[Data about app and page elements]
--

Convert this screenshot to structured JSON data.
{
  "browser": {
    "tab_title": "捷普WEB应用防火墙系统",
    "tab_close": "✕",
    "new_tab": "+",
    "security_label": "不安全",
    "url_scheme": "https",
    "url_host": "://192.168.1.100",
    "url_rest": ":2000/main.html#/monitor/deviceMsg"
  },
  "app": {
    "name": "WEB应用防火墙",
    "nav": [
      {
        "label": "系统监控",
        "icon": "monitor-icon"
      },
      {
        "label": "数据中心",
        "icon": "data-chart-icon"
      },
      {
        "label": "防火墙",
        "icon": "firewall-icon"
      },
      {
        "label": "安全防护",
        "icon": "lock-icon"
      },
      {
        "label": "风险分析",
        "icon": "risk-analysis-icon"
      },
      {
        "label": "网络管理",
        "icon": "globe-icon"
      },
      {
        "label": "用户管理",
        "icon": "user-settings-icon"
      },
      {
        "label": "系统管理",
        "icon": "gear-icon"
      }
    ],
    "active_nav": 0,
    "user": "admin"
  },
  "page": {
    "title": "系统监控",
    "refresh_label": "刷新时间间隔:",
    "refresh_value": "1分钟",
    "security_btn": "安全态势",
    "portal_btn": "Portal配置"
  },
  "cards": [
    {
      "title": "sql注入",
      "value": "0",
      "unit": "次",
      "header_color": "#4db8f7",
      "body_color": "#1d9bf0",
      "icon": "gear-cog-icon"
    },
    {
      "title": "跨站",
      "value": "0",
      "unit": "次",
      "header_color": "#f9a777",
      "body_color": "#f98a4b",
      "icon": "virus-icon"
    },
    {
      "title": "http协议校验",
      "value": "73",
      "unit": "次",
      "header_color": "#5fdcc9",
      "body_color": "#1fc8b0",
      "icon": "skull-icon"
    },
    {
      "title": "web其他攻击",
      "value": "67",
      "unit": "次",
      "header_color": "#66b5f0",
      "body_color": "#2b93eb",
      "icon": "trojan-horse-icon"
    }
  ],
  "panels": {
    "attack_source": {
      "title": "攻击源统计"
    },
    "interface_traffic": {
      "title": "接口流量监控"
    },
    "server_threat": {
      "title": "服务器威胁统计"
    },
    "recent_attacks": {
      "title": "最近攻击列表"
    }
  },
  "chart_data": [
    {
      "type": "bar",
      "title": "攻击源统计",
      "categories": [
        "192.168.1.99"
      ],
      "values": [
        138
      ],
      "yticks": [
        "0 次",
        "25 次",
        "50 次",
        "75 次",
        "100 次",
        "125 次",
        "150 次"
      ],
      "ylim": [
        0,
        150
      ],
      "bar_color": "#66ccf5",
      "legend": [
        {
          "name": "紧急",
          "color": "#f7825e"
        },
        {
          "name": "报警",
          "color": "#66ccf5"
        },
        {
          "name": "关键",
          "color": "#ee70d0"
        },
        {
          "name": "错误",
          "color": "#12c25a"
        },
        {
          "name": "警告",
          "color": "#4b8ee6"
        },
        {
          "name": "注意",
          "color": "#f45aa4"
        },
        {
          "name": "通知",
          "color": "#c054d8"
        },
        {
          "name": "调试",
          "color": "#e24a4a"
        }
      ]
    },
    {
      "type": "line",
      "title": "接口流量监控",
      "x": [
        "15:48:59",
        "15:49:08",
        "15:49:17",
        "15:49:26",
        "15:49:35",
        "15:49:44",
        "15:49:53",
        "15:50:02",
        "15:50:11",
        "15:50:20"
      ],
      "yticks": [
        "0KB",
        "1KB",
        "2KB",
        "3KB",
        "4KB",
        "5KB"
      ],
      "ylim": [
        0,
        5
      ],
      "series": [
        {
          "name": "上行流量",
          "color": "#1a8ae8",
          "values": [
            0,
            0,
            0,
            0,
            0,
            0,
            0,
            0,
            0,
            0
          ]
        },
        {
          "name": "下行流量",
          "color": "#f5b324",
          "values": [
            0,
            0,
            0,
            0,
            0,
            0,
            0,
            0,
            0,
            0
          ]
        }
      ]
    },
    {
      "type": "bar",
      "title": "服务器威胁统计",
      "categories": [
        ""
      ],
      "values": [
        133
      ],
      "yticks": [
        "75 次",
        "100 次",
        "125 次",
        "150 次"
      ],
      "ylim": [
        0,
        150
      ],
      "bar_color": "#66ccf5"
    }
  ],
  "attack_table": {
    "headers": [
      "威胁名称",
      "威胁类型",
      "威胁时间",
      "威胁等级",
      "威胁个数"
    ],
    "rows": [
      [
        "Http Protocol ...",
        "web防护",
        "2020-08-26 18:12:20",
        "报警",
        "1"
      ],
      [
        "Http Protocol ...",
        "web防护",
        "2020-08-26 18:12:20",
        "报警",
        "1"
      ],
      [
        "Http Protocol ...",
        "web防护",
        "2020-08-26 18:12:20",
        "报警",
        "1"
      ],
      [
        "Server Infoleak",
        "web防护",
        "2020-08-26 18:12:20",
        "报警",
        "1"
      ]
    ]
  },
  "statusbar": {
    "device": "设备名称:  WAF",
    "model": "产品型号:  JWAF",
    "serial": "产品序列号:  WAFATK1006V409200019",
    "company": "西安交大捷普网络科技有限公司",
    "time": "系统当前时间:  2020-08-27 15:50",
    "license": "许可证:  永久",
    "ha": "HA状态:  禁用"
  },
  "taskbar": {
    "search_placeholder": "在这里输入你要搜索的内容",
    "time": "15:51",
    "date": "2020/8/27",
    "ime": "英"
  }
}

--

*ACTION ITEM*
Reproduce the data in full, exactly.

*ANSWER AREA*
Convert this screenshot to structured JSON data.
{
  "browser": {
    "tab_title": "捷普WEB应用防火墙系统",
    "tab_close": "✕",
    "new_tab": "+",
    "security_label": "不安全",
    "url_scheme": "https",
    "url_host": "://192.168.1.100",
    "url_rest": ":2000/main.html#/monitor/deviceMsg"
  },
  "app": {
    "name": "WEB应用防火墙",
    "nav": [
      {
        "label": "系统监控",
        "icon": "monitor-icon"
      },
      {
        "label": "数据中心",
        "icon": "data-chart-icon"
      },
      {
        "label": "防火墙",
        "icon": "firewall-icon"
      },
      {
        "label": "安全防护",
        "icon": "lock-icon"
      },
      {
        "label": "风险分析",
        "icon": "risk-analysis-icon"
      },
      {
        "label": "网络管理",
        "icon": "globe-icon"
      },
      {
        "label": "用户管理",
        "icon": "user-settings-icon"
      },
      {
        "label": "系统管理",
        "icon": "gear-icon"
      }
    ],
    "active_nav": 0,
    "user": "admin"
  },
  "page": {
    "title": "系统监控",
    "refresh_label": "刷新时间间隔:",
    "refresh_value": "1分钟",
    "security_btn": "安全态势",
    "portal_btn": "Portal配置"
  },
  "cards": [
    {
      "title": "sql注入",
      "value": "0",
      "unit": "次",
      "header_color": "#4db8f7",
      "body_color": "#1d9bf0",
      "icon": "gear-cog-icon"
    },
    {
      "title": "跨站",
      "value": "0",
      "unit": "次",
      "header_color": "#f9a777",
      "body_color": "#f98a4b",
      "icon": "virus-icon"
    },
    {
      "title": "http协议校验",
      "value": "73",
      "unit": "次",
      "header_color": "#5fdcc9",
      "body_color": "#1fc8b0",
      "icon": "skull-icon"
    },
    {
      "title": "web其他攻击",
      "value": "67",
      "unit": "次",
      "header_color": "#66b5f0",
      "body_color": "#2b93eb",
      "icon": "trojan-horse-icon"
    }
  ],
  "panels": {
    "attack_source": {
      "title": "攻击源统计"
    },
    "interface_traffic": {
      "title": "接口流量监控"
    },
    "server_threat": {
      "title": "服务器威胁统计"
    },
    "recent_attacks": {
      "title": "最近攻击列表"
    }
  },
  "chart_data": [
    {
      "type": "bar",
      "title": "攻击源统计",
      "categories": [
        "192.168.1.99"
      ],
      "values": [
        138
      ],
      "yticks": [
        "0 次",
        "25 次",
        "50 次",
        "75 次",
        "100 次",
        "125 次",
        "150 次"
      ],
      "ylim": [
        0,
        150
      ],
      "bar_color": "#66ccf5",
      "legend": [
        {
          "name": "紧急",
          "color": "#f7825e"
        },
        {
          "name": "报警",
          "color": "#66ccf5"
        },
        {
          "name": "关键",
          "color": "#ee70d0"
        },
        {
          "name": "错误",
          "color": "#12c25a"
        },
        {
          "name": "警告",
          "color": "#4b8ee6"
        },
        {
          "name": "注意",
          "color": "#f45aa4"
        },
        {
          "name": "通知",
          "color": "#c054d8"
        },
        {
          "name": "调试",
          "color": "#e24a4a"
        }
      ]
    },
    {
      "type": "line",
      "title": "接口流量监控",
      "x": [
        "15:48:59",
        "15:49:08",
        "15:49:17",
        "15:49:26",
        "15:49:35",
        "15:49:44",
        "15:49:53",
        "15:50:02",
        "15:50:11",
        "15:50:20"
      ],
      "yticks": [
        "0KB",
        "1KB",
        "2KB",
        "3KB",
        "4KB",
        "5KB"
      ],
      "ylim": [
        0,
        5
      ],
      "series": [
        {
          "name": "上行流量",
          "color": "#1a8ae8",
          "values": [
            0,
            0,
            0,
            0,
            0,
            0,
            0,
            0,
            0,
            0
          ]
        },
        {
          "name": "下行流量",
          "color": "#f5b324",
          "values": [
            0,
            0,
            0,
            0,
            0,
            0,
            0,
            0,
            0,
            0
          ]
        }
      ]
    },
    {
      "type": "bar",
      "title": "服务器威胁统计",
      "categories": [
        ""
      ],
      "values": [
        133
      ],
      "yticks": [
        "75 次",
        "100 次",
        "125 次",
        "150 次"
      ],
      "ylim": [
        0,
        150
      ],
      "bar_color": "#66ccf5"
    }
  ],
  "attack_table": {
    "headers": [
      "威胁名称",
      "威胁类型",
      "威胁时间",
      "威胁等级",
      "威胁个数"
    ],
    "rows": [
      [
        "Http Protocol ...",
        "web防护",
        "2020-08-26 18:12:20",
        "报警",
        "1"
      ],
      [
        "Http Protocol ...",
        "web防护",
        "2020-08-26 18:12:20",
        "报警",
        "1"
      ],
      [
        "Http Protocol ...",
        "web防护",
        "2020-08-26 18:12:20",
        "报警",
        "1"
      ],
      [
        "Server Infoleak",
        "web防护",
        "2020-08-26 18:12:20",
        "报警",
        "1"
      ]
    ]
  },
  "statusbar": {
    "device": "设备名称:  WAF",
    "model": "产品型号:  JWAF",
    "serial": "产品序列号:  WAFATK1006V409200019",
    "company": "西安交大捷普网络科技有限公司",
    "time": "系统当前时间:  2020-08-27 15:50",
    "license": "许可证:  永久",
    "ha": "HA状态:  禁用"
  },
  "taskbar": {
    "search_placeholder": "在这里输入你要搜索的内容",
    "time": "15:51",
    "date": "2020/8/27",
    "ime": "英"
  }
}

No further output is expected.